__YOUR GOAL__: Every record should be copied exactly, except that pictures are to be omitted.

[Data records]
-------

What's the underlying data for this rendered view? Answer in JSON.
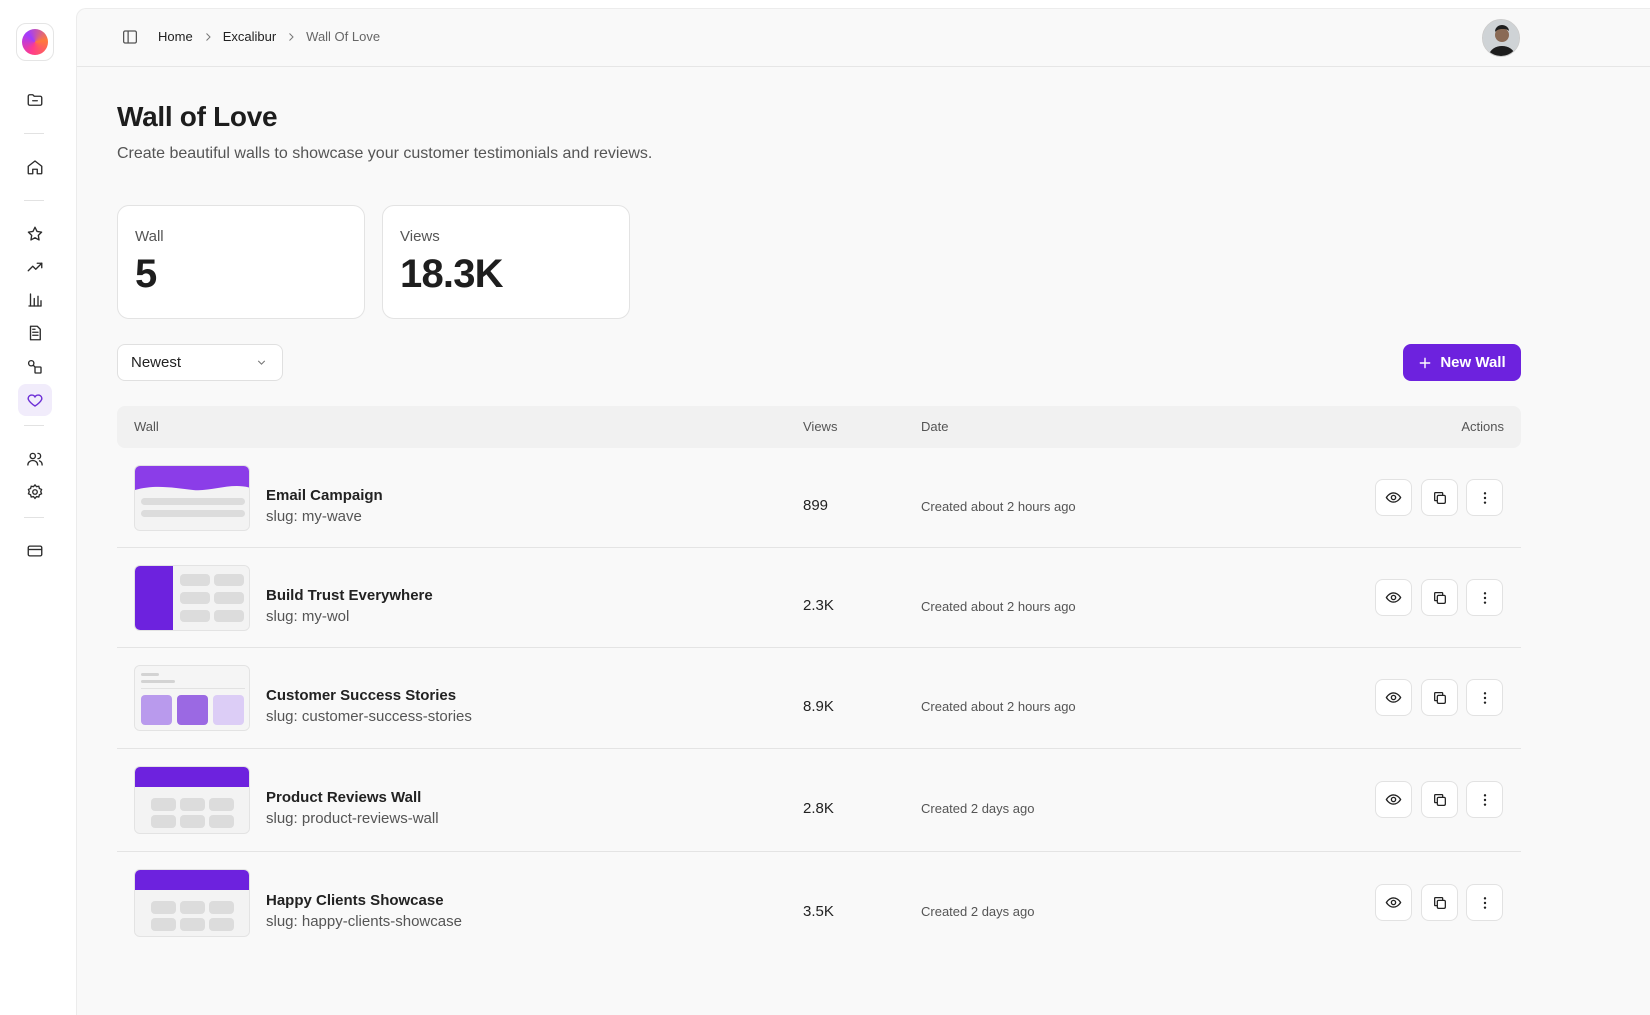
{
  "breadcrumb": {
    "home": "Home",
    "project": "Excalibur",
    "current": "Wall Of Love"
  },
  "page": {
    "title": "Wall of Love",
    "subtitle": "Create beautiful walls to showcase your customer testimonials and reviews."
  },
  "stats": [
    {
      "label": "Wall",
      "value": "5"
    },
    {
      "label": "Views",
      "value": "18.3K"
    }
  ],
  "controls": {
    "sort_value": "Newest",
    "new_button": "New Wall"
  },
  "table": {
    "headers": {
      "wall": "Wall",
      "views": "Views",
      "date": "Date",
      "actions": "Actions"
    },
    "rows": [
      {
        "name": "Email Campaign",
        "slug": "slug: my-wave",
        "views": "899",
        "date": "Created about 2 hours ago"
      },
      {
        "name": "Build Trust Everywhere",
        "slug": "slug: my-wol",
        "views": "2.3K",
        "date": "Created about 2 hours ago"
      },
      {
        "name": "Customer Success Stories",
        "slug": "slug: customer-success-stories",
        "views": "8.9K",
        "date": "Created about 2 hours ago"
      },
      {
        "name": "Product Reviews Wall",
        "slug": "slug: product-reviews-wall",
        "views": "2.8K",
        "date": "Created 2 days ago"
      },
      {
        "name": "Happy Clients Showcase",
        "slug": "slug: happy-clients-showcase",
        "views": "3.5K",
        "date": "Created 2 days ago"
      }
    ]
  },
  "sidebar": {
    "icons": [
      "folder-icon",
      "home-icon",
      "star-icon",
      "trending-icon",
      "bar-chart-icon",
      "document-icon",
      "shapes-icon",
      "heart-icon",
      "users-icon",
      "settings-icon",
      "credit-card-icon"
    ],
    "active": "heart-icon"
  },
  "colors": {
    "accent": "#6d22de",
    "active_bg": "#f1ecfb"
  }
}
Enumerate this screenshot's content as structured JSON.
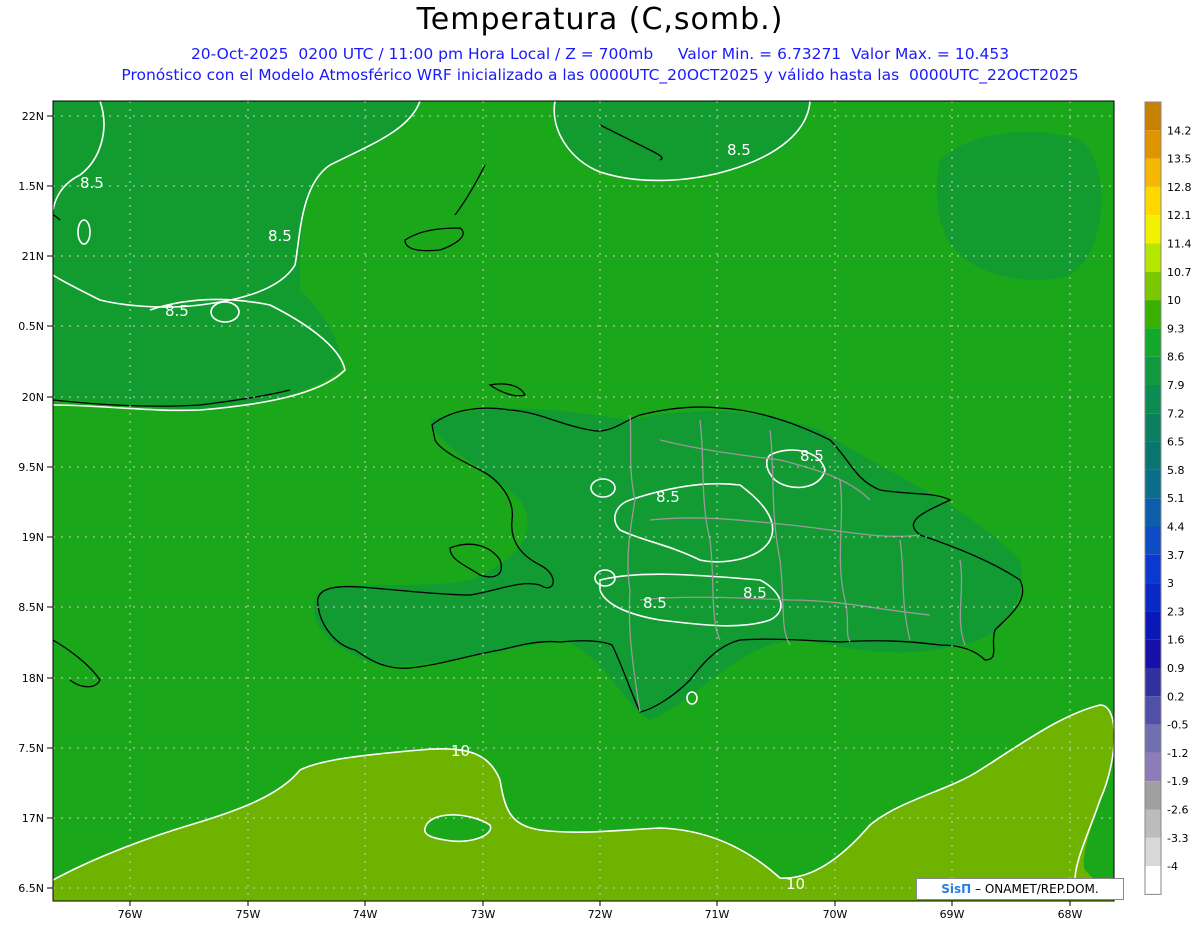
{
  "header": {
    "title": "Temperatura (C,somb.)",
    "line1": "20-Oct-2025  0200 UTC / 11:00 pm Hora Local / Z = 700mb     Valor Min. = 6.73271  Valor Max. = 10.453",
    "line2": "Pronóstico con el Modelo Atmosférico WRF inicializado a las 0000UTC_20OCT2025 y válido hasta las  0000UTC_22OCT2025"
  },
  "map": {
    "lat_labels": [
      "22N",
      "1.5N",
      "21N",
      "0.5N",
      "20N",
      "9.5N",
      "19N",
      "8.5N",
      "18N",
      "7.5N",
      "17N",
      "6.5N"
    ],
    "lon_labels": [
      "76W",
      "75W",
      "74W",
      "73W",
      "72W",
      "71W",
      "70W",
      "69W",
      "68W"
    ],
    "contour_labels": [
      "8.5",
      "8.5",
      "8.5",
      "8.5",
      "8.5",
      "8.5",
      "8.5",
      "8.5",
      "10",
      "10"
    ],
    "colors": {
      "land_field": "#1aa81a",
      "dark_field": "#0f9a28",
      "warm_field": "#6db300",
      "contour": "#ffffff",
      "coast": "#000000",
      "border": "#9a9a9a"
    }
  },
  "legend": {
    "labels": [
      "14.2",
      "13.5",
      "12.8",
      "12.1",
      "11.4",
      "10.7",
      "10",
      "9.3",
      "8.6",
      "7.9",
      "7.2",
      "6.5",
      "5.8",
      "5.1",
      "4.4",
      "3.7",
      "3",
      "2.3",
      "1.6",
      "0.9",
      "0.2",
      "-0.5",
      "-1.2",
      "-1.9",
      "-2.6",
      "-3.3",
      "-4"
    ],
    "colors": [
      "#c88000",
      "#e09400",
      "#f5b800",
      "#ffd800",
      "#f0f000",
      "#b4e600",
      "#7cc800",
      "#38b000",
      "#12a82a",
      "#0f9a40",
      "#0c8c50",
      "#0a8060",
      "#08766e",
      "#0a6e8a",
      "#0c5eaa",
      "#0d4cc4",
      "#0a38d0",
      "#0828c8",
      "#0a18b8",
      "#1410a8",
      "#3030a0",
      "#5050a8",
      "#7070b0",
      "#8c7cb8",
      "#a0a0a0",
      "#bcbcbc",
      "#d8d8d8",
      "#ffffff"
    ]
  },
  "credit": {
    "logo": "SisΠ",
    "text": " – ONAMET/REP.DOM."
  }
}
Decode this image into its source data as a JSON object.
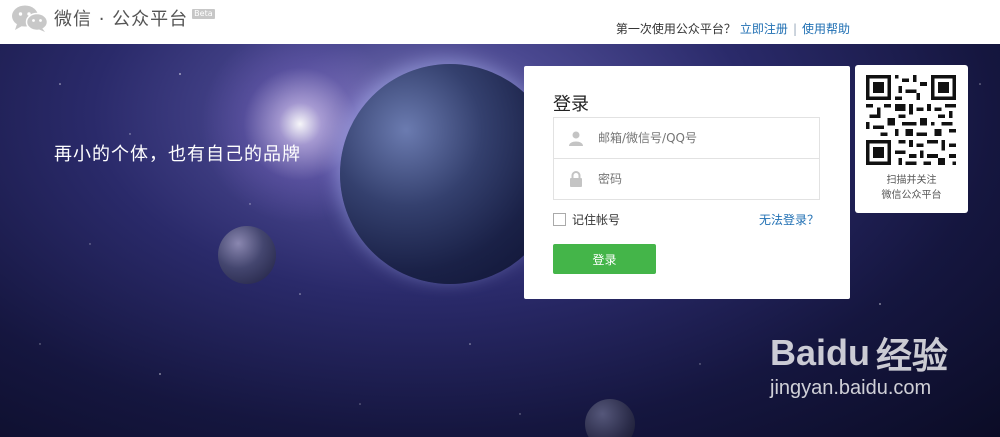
{
  "header": {
    "logo_text": "微信 · 公众平台",
    "beta": "Beta",
    "first_time": "第一次使用公众平台？",
    "register": "立即注册",
    "separator": "|",
    "help": "使用帮助"
  },
  "banner": {
    "slogan": "再小的个体，也有自己的品牌"
  },
  "login": {
    "title": "登录",
    "username_placeholder": "邮箱/微信号/QQ号",
    "password_placeholder": "密码",
    "remember": "记住帐号",
    "forgot": "无法登录？",
    "submit": "登录"
  },
  "qr": {
    "line1": "扫描并关注",
    "line2": "微信公众平台"
  },
  "watermark": {
    "brand_a": "Bai",
    "brand_b": "du",
    "brand_c": "经验",
    "url": "jingyan.baidu.com"
  },
  "colors": {
    "accent_green": "#44b549",
    "link_blue": "#1f6fb3"
  },
  "icons": [
    "wechat-logo-icon",
    "user-icon",
    "lock-icon",
    "qr-code-icon",
    "baidu-paw-icon"
  ]
}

-------

__REPLY TO THE EXERCISE__:
What's the underlying data for this rendered view? Answer in JSON.
{
  "breadcrumb": {
    "home": "Home",
    "project": "Excalibur",
    "current": "Wall Of Love"
  },
  "page": {
    "title": "Wall of Love",
    "subtitle": "Create beautiful walls to showcase your customer testimonials and reviews."
  },
  "stats": [
    {
      "label": "Wall",
      "value": "5"
    },
    {
      "label": "Views",
      "value": "18.3K"
    }
  ],
  "controls": {
    "sort_value": "Newest",
    "new_button": "New Wall"
  },
  "table": {
    "headers": {
      "wall": "Wall",
      "views": "Views",
      "date": "Date",
      "actions": "Actions"
    },
    "rows": [
      {
        "name": "Email Campaign",
        "slug": "slug: my-wave",
        "views": "899",
        "date": "Created about 2 hours ago"
      },
      {
        "name": "Build Trust Everywhere",
        "slug": "slug: my-wol",
        "views": "2.3K",
        "date": "Created about 2 hours ago"
      },
      {
        "name": "Customer Success Stories",
        "slug": "slug: customer-success-stories",
        "views": "8.9K",
        "date": "Created about 2 hours ago"
      },
      {
        "name": "Product Reviews Wall",
        "slug": "slug: product-reviews-wall",
        "views": "2.8K",
        "date": "Created 2 days ago"
      },
      {
        "name": "Happy Clients Showcase",
        "slug": "slug: happy-clients-showcase",
        "views": "3.5K",
        "date": "Created 2 days ago"
      }
    ]
  },
  "sidebar": {
    "icons": [
      "folder-icon",
      "home-icon",
      "star-icon",
      "trending-icon",
      "bar-chart-icon",
      "document-icon",
      "shapes-icon",
      "heart-icon",
      "users-icon",
      "settings-icon",
      "credit-card-icon"
    ],
    "active": "heart-icon"
  },
  "colors": {
    "accent": "#6d22de",
    "active_bg": "#f1ecfb"
  }
}
Enumerate this screenshot's content as structured JSON.
{
  "header": {
    "title": "Temperatura (C,somb.)",
    "line1": "20-Oct-2025  0200 UTC / 11:00 pm Hora Local / Z = 700mb     Valor Min. = 6.73271  Valor Max. = 10.453",
    "line2": "Pronóstico con el Modelo Atmosférico WRF inicializado a las 0000UTC_20OCT2025 y válido hasta las  0000UTC_22OCT2025"
  },
  "map": {
    "lat_labels": [
      "22N",
      "1.5N",
      "21N",
      "0.5N",
      "20N",
      "9.5N",
      "19N",
      "8.5N",
      "18N",
      "7.5N",
      "17N",
      "6.5N"
    ],
    "lon_labels": [
      "76W",
      "75W",
      "74W",
      "73W",
      "72W",
      "71W",
      "70W",
      "69W",
      "68W"
    ],
    "contour_labels": [
      "8.5",
      "8.5",
      "8.5",
      "8.5",
      "8.5",
      "8.5",
      "8.5",
      "8.5",
      "10",
      "10"
    ],
    "colors": {
      "land_field": "#1aa81a",
      "dark_field": "#0f9a28",
      "warm_field": "#6db300",
      "contour": "#ffffff",
      "coast": "#000000",
      "border": "#9a9a9a"
    }
  },
  "legend": {
    "labels": [
      "14.2",
      "13.5",
      "12.8",
      "12.1",
      "11.4",
      "10.7",
      "10",
      "9.3",
      "8.6",
      "7.9",
      "7.2",
      "6.5",
      "5.8",
      "5.1",
      "4.4",
      "3.7",
      "3",
      "2.3",
      "1.6",
      "0.9",
      "0.2",
      "-0.5",
      "-1.2",
      "-1.9",
      "-2.6",
      "-3.3",
      "-4"
    ],
    "colors": [
      "#c88000",
      "#e09400",
      "#f5b800",
      "#ffd800",
      "#f0f000",
      "#b4e600",
      "#7cc800",
      "#38b000",
      "#12a82a",
      "#0f9a40",
      "#0c8c50",
      "#0a8060",
      "#08766e",
      "#0a6e8a",
      "#0c5eaa",
      "#0d4cc4",
      "#0a38d0",
      "#0828c8",
      "#0a18b8",
      "#1410a8",
      "#3030a0",
      "#5050a8",
      "#7070b0",
      "#8c7cb8",
      "#a0a0a0",
      "#bcbcbc",
      "#d8d8d8",
      "#ffffff"
    ]
  },
  "credit": {
    "logo": "SisΠ",
    "text": " – ONAMET/REP.DOM."
  }
}
Decode this image into its source data as a JSON object.
{
  "header": {
    "logo_text": "微信 · 公众平台",
    "beta": "Beta",
    "first_time": "第一次使用公众平台？",
    "register": "立即注册",
    "separator": "|",
    "help": "使用帮助"
  },
  "banner": {
    "slogan": "再小的个体，也有自己的品牌"
  },
  "login": {
    "title": "登录",
    "username_placeholder": "邮箱/微信号/QQ号",
    "password_placeholder": "密码",
    "remember": "记住帐号",
    "forgot": "无法登录？",
    "submit": "登录"
  },
  "qr": {
    "line1": "扫描并关注",
    "line2": "微信公众平台"
  },
  "watermark": {
    "brand_a": "Bai",
    "brand_b": "du",
    "brand_c": "经验",
    "url": "jingyan.baidu.com"
  },
  "colors": {
    "accent_green": "#44b549",
    "link_blue": "#1f6fb3"
  },
  "icons": [
    "wechat-logo-icon",
    "user-icon",
    "lock-icon",
    "qr-code-icon",
    "baidu-paw-icon"
  ]
}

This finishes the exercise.